====== Отрывок

Уже первая книга Маклюэна, созвучная работам таких интеллектуальных современников англоязычного парадоксалиста, как французы Ги Дебор и Жан Бодрийар, и отчасти их предвосхитившая, содержала в себе семена будущих бесчинств. Подобно «Обществу зрелища» Дебора (написанной в 50-х, но увидевшей свет лишь в 1967 году) и «Системе вещей» (1968) Бодрийара, «Механическая невеста» вскрывала потаенные механизмы управления «открытым» обществом. Причем делалось это с не меньшей отвагой, чем требовалось советским диссидентам, выявлявшим в ту пору скрытые от нескромных взоров посторонних пружины «закрытого» общества. Если Дебор и Бодрийар — это Платонов и Замятин феноменологии симулякра в западном обществе, то Маклюэн — это всемирно прославившийся популяризатор диссидентского взгляда на вещи, автор «Архипелага Гулаг» общества потребления.

============
====== Выдержки из записей

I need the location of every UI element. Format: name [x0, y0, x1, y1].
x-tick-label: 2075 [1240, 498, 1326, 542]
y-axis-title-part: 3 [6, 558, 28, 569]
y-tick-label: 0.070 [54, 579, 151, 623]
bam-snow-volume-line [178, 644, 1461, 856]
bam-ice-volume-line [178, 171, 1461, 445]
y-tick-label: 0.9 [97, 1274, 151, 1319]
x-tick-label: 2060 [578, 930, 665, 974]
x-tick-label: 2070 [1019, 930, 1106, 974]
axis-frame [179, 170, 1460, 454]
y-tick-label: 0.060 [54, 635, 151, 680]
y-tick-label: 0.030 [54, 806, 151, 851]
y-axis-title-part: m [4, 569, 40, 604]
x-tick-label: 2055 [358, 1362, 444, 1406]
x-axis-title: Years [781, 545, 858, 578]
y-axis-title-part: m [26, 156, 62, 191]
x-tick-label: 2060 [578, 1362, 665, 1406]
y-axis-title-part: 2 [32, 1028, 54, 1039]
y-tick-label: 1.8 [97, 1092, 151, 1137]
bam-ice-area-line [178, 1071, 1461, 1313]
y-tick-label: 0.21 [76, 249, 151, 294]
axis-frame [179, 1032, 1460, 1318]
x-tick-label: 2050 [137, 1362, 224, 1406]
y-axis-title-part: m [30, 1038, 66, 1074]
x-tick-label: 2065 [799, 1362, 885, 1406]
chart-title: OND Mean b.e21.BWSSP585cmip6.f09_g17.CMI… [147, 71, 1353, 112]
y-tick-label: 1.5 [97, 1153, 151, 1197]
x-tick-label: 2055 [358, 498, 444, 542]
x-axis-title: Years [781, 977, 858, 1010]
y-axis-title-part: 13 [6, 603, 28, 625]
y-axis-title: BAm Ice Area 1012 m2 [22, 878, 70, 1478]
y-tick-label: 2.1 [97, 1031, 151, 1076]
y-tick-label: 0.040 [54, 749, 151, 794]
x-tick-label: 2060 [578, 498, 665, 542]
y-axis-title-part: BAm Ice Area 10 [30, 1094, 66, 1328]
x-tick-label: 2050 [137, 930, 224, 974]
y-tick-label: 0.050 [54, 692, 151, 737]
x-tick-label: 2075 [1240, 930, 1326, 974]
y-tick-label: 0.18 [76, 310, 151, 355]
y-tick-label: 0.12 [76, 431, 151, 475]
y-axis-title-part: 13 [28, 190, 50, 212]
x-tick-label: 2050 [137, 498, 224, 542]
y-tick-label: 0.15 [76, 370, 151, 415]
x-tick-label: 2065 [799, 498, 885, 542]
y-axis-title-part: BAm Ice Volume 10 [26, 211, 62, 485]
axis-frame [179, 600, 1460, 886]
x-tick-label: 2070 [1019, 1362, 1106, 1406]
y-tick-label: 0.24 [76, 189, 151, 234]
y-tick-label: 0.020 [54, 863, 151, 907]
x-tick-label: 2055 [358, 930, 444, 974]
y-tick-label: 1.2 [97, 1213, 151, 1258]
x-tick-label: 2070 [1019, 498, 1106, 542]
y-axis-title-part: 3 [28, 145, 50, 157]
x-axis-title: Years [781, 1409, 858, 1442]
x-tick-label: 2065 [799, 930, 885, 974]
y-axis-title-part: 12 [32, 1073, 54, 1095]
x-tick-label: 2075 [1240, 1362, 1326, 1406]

============

## Список заданий
1) Изложите в виде короткого списка абзац отрывка о Маклюэне, начинающийся словами «Уже первая книга Маклюэна», и сохраните его основные факты.
2) Верните без изменений часть записей, которая открывается их первой строкой и заканчивается строкой, содержащей «bam-ice-volume-line [178, 171, 1461, 445]», включая обе границы.

## Ответы по заданиям
1)
- Первая книга Маклюэна, «Механическая невеста», созвучна работам французов Ги Дебора и Жана Бодрийара и отчасти их предвосхитила; в ней уже содержались семена будущих бесчинств.
- Как и «Общество зрелища» Дебора (написано в 50-х, опубликовано в 1967 году) и «Система вещей» Бодрийара (1968), она вскрывала потаенные механизмы управления «открытым» обществом.
- Это делалось с не меньшей отвагой, чем у советских диссидентов, выявлявших скрытые пружины «закрытого» общества.
- Если Дебор и Бодрийар — Платонов и Замятин феноменологии симулякра в западном обществе, то Маклюэн — всемирно прославившийся популяризатор диссидентского взгляда на вещи, автор «Архипелага Гулаг» общества потребления.

2)
I need the location of every UI element. Format: name [x0, y0, x1, y1].
x-tick-label: 2075 [1240, 498, 1326, 542]
y-axis-title-part: 3 [6, 558, 28, 569]
y-tick-label: 0.070 [54, 579, 151, 623]
bam-snow-volume-line [178, 644, 1461, 856]
bam-ice-volume-line [178, 171, 1461, 445]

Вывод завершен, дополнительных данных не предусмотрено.